# Prompt
Pull out every line below containing the word "devraient".

# Task inputs
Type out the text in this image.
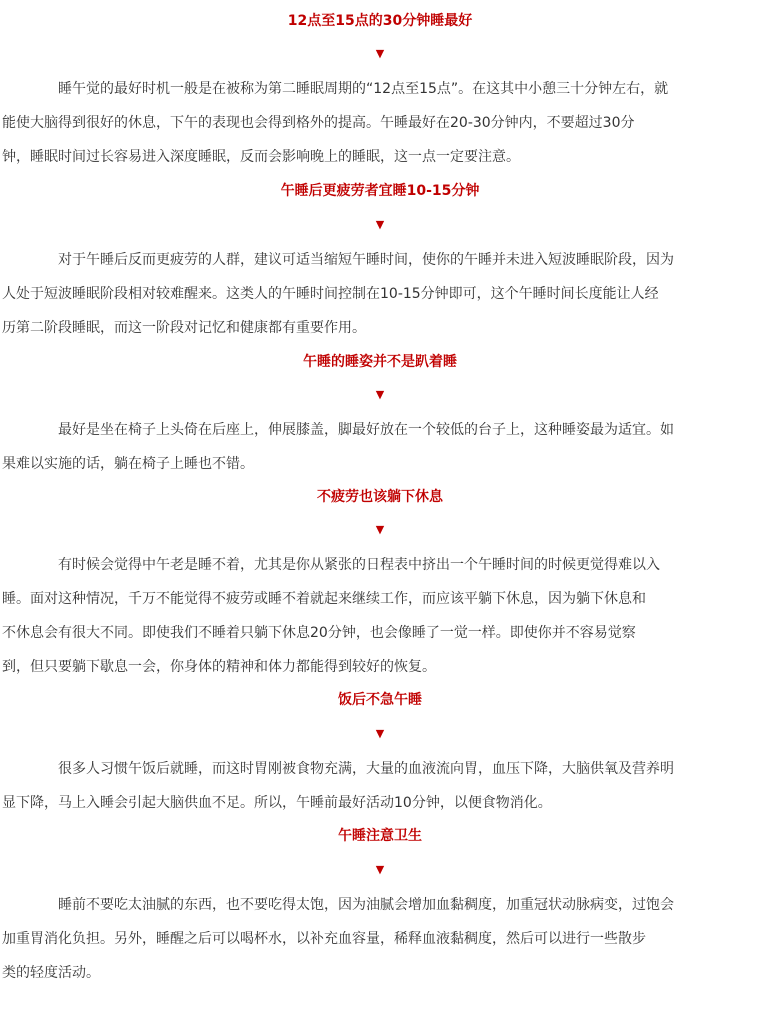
12点至15点的30分钟睡最好
▼

睡午觉的最好时机一般是在被称为第二睡眠周期的“12点至15点”。在这其中小憩三十分钟左右，就
能使大脑得到很好的休息，下午的表现也会得到格外的提高。午睡最好在20-30分钟内，不要超过30分
钟，睡眠时间过长容易进入深度睡眠，反而会影响晚上的睡眠，这一点一定要注意。

午睡后更疲劳者宜睡10-15分钟
▼

对于午睡后反而更疲劳的人群，建议可适当缩短午睡时间，使你的午睡并未进入短波睡眠阶段，因为
人处于短波睡眠阶段相对较难醒来。这类人的午睡时间控制在10-15分钟即可，这个午睡时间长度能让人经
历第二阶段睡眠，而这一阶段对记忆和健康都有重要作用。

午睡的睡姿并不是趴着睡
▼

最好是坐在椅子上头倚在后座上，伸展膝盖，脚最好放在一个较低的台子上，这种睡姿最为适宜。如
果难以实施的话，躺在椅子上睡也不错。

不疲劳也该躺下休息
▼

有时候会觉得中午老是睡不着，尤其是你从紧张的日程表中挤出一个午睡时间的时候更觉得难以入
睡。面对这种情况，千万不能觉得不疲劳或睡不着就起来继续工作，而应该平躺下休息，因为躺下休息和
不休息会有很大不同。即使我们不睡着只躺下休息20分钟，也会像睡了一觉一样。即使你并不容易觉察
到，但只要躺下歇息一会，你身体的精神和体力都能得到较好的恢复。

饭后不急午睡
▼

很多人习惯午饭后就睡，而这时胃刚被食物充满，大量的血液流向胃，血压下降，大脑供氧及营养明
显下降，马上入睡会引起大脑供血不足。所以，午睡前最好活动10分钟，以便食物消化。

午睡注意卫生
▼

睡前不要吃太油腻的东西，也不要吃得太饱，因为油腻会增加血黏稠度，加重冠状动脉病变，过饱会
加重胃消化负担。另外，睡醒之后可以喝杯水，以补充血容量，稀释血液黏稠度，然后可以进行一些散步
类的轻度活动。
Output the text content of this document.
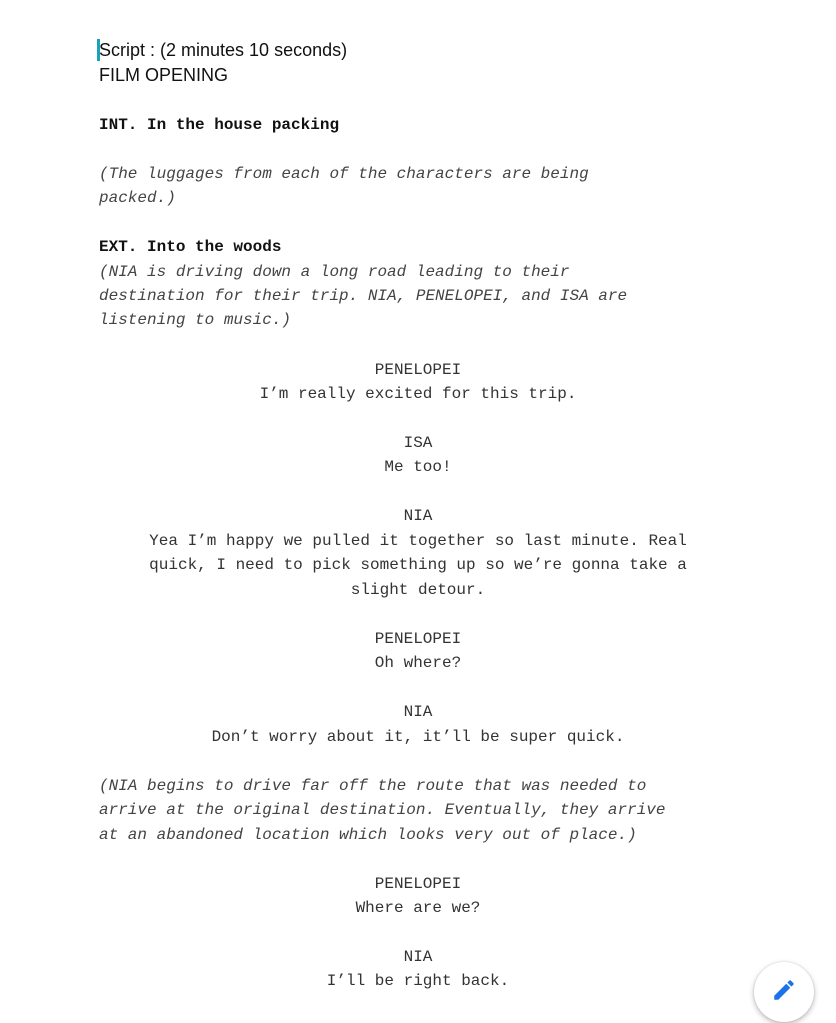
Script : (2 minutes 10 seconds)
FILM OPENING
INT. In the house packing
(The luggages from each of the characters are being
packed.)
EXT. Into the woods
(NIA is driving down a long road leading to their
destination for their trip. NIA, PENELOPEI, and ISA are
listening to music.)
PENELOPEI
I’m really excited for this trip.
ISA
Me too!
NIA
Yea I’m happy we pulled it together so last minute. Real
quick, I need to pick something up so we’re gonna take a
slight detour.
PENELOPEI
Oh where?
NIA
Don’t worry about it, it’ll be super quick.
(NIA begins to drive far off the route that was needed to
arrive at the original destination. Eventually, they arrive
at an abandoned location which looks very out of place.)
PENELOPEI
Where are we?
NIA
I’ll be right back.
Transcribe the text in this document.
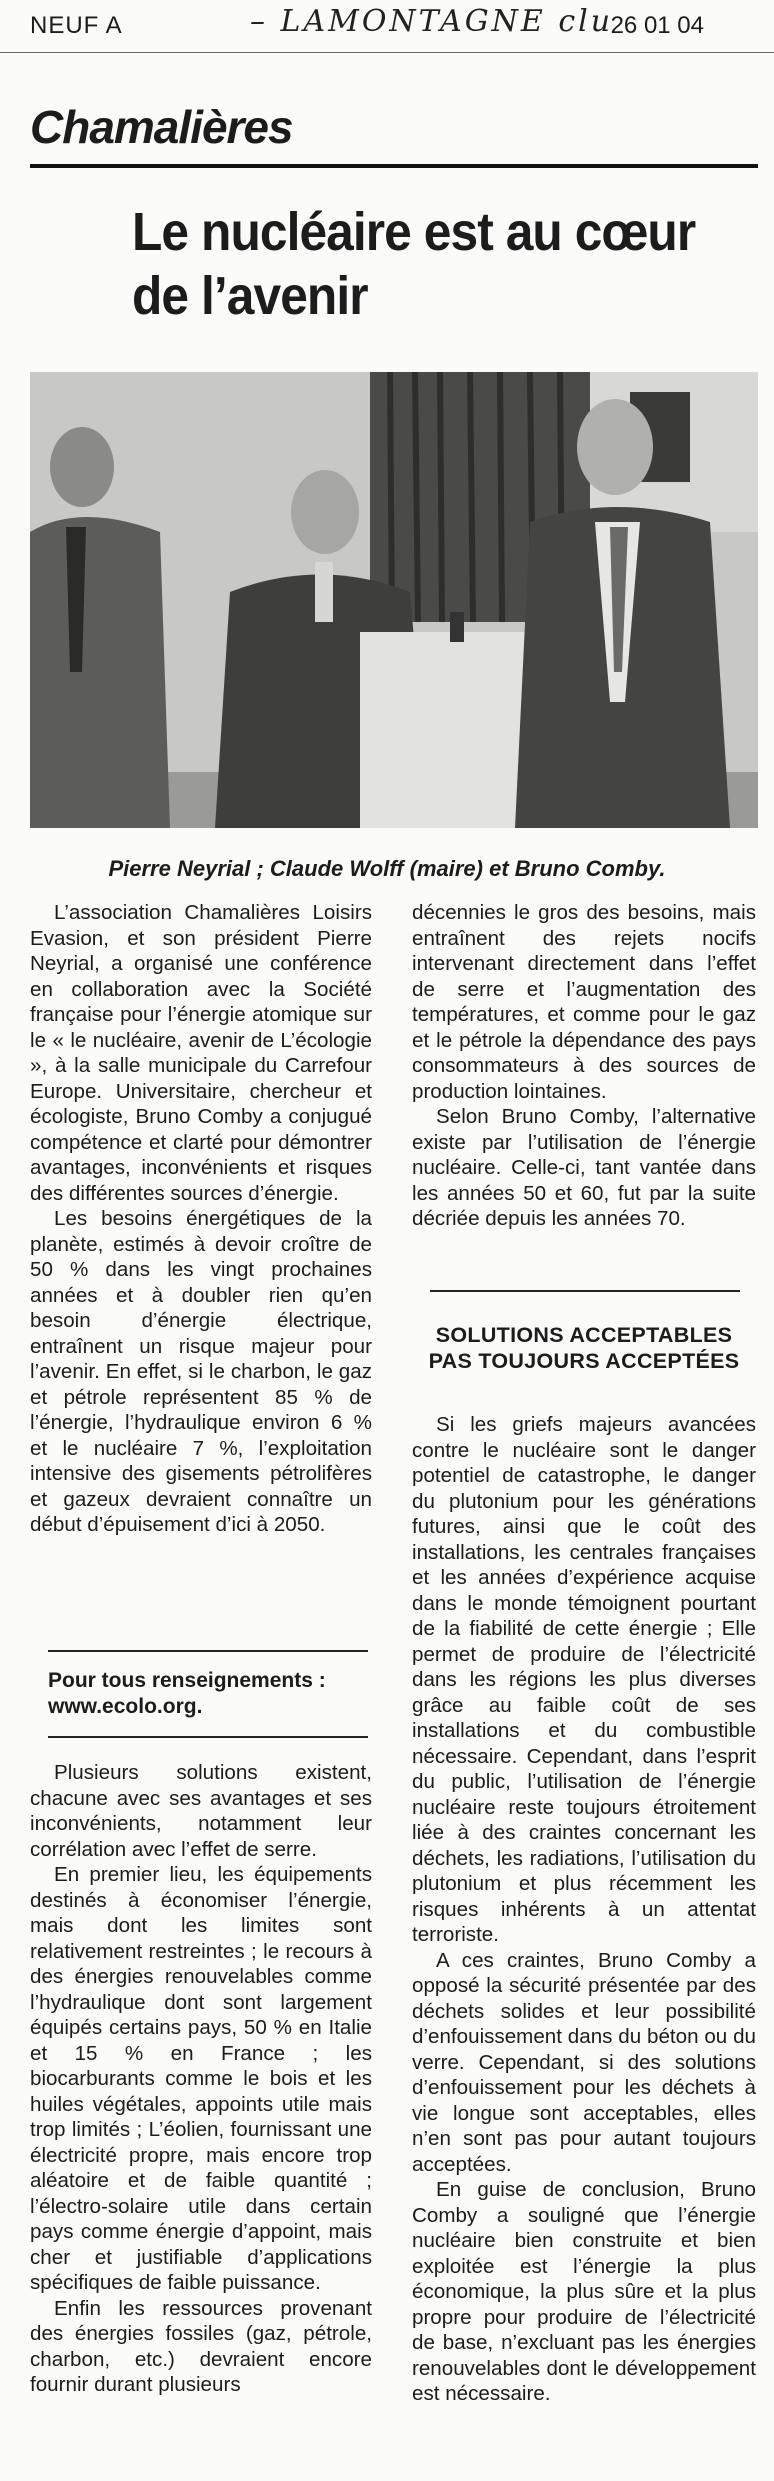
NEUF A	– LAMONTAGNE clu
26 01 04
Chamalières
Le nucléaire est au cœur de l’avenir
Pierre Neyrial ; Claude Wolff (maire) et Bruno Comby.

L’association Chamalières Loisirs Evasion, et son président Pierre Neyrial, a organisé une conférence en collaboration avec la Société française pour l’énergie atomique sur le « le nucléaire, avenir de L’écologie », à la salle municipale du Carrefour Europe. Universitaire, chercheur et écologiste, Bruno Comby a conjugué compétence et clarté pour démontrer avantages, inconvénients et risques des différentes sources d’énergie.

Les besoins énergétiques de la planète, estimés à devoir croître de 50 % dans les vingt prochaines années et à doubler rien qu’en besoin d’énergie électrique, entraînent un risque majeur pour l’avenir. En effet, si le charbon, le gaz et pétrole représentent 85 % de l’énergie, l’hydraulique environ 6 % et le nucléaire 7 %, l’exploitation intensive des gisements pétrolifères et gazeux devraient connaître un début d’épuisement d’ici à 2050.

Pour tous renseignements : www.ecolo.org.

Plusieurs solutions existent, chacune avec ses avantages et ses inconvénients, notamment leur corrélation avec l’effet de serre.

En premier lieu, les équipements destinés à économiser l’énergie, mais dont les limites sont relativement restreintes ; le recours à des énergies renouvelables comme l’hydraulique dont sont largement équipés certains pays, 50 % en Italie et 15 % en France ; les biocarburants comme le bois et les huiles végétales, appoints utile mais trop limités ; L’éolien, fournissant une électricité propre, mais encore trop aléatoire et de faible quantité ; l’électro-solaire utile dans certain pays comme énergie d’appoint, mais cher et justifiable d’applications spécifiques de faible puissance.

Enfin les ressources provenant des énergies fossiles (gaz, pétrole, charbon, etc.) devraient encore fournir durant plusieurs

décennies le gros des besoins, mais entraînent des rejets nocifs intervenant directement dans l’effet de serre et l’augmentation des températures, et comme pour le gaz et le pétrole la dépendance des pays consommateurs à des sources de production lointaines.

Selon Bruno Comby, l’alternative existe par l’utilisation de l’énergie nucléaire. Celle-ci, tant vantée dans les années 50 et 60, fut par la suite décriée depuis les années 70.

SOLUTIONS ACCEPTABLES PAS TOUJOURS ACCEPTÉES

Si les griefs majeurs avancées contre le nucléaire sont le danger potentiel de catastrophe, le danger du plutonium pour les générations futures, ainsi que le coût des installations, les centrales françaises et les années d’expérience acquise dans le monde témoignent pourtant de la fiabilité de cette énergie ; Elle permet de produire de l’électricité dans les régions les plus diverses grâce au faible coût de ses installations et du combustible nécessaire. Cependant, dans l’esprit du public, l’utilisation de l’énergie nucléaire reste toujours étroitement liée à des craintes concernant les déchets, les radiations, l’utilisation du plutonium et plus récemment les risques inhérents à un attentat terroriste.

A ces craintes, Bruno Comby a opposé la sécurité présentée par des déchets solides et leur possibilité d’enfouissement dans du béton ou du verre. Cependant, si des solutions d’enfouissement pour les déchets à vie longue sont acceptables, elles n’en sont pas pour autant toujours acceptées.

En guise de conclusion, Bruno Comby a souligné que l’énergie nucléaire bien construite et bien exploitée est l’énergie la plus économique, la plus sûre et la plus propre pour produire de l’électricité de base, n’excluant pas les énergies renouvelables dont le développement est nécessaire.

# Solution to the exercise
Les besoins énergétiques de la planète, estimés à devoir croître de 50 % dans les vingt prochaines années et à doubler rien qu’en besoin d’énergie électrique, entraînent un risque majeur pour l’avenir. En effet, si le charbon, le gaz et pétrole représentent 85 % de l’énergie, l’hydraulique environ 6 % et le nucléaire 7 %, l’exploitation intensive des gisements pétrolifères et gazeux devraient connaître un début d’épuisement d’ici à 2050.
Enfin les ressources provenant des énergies fossiles (gaz, pétrole, charbon, etc.) devraient encore fournir durant plusieurs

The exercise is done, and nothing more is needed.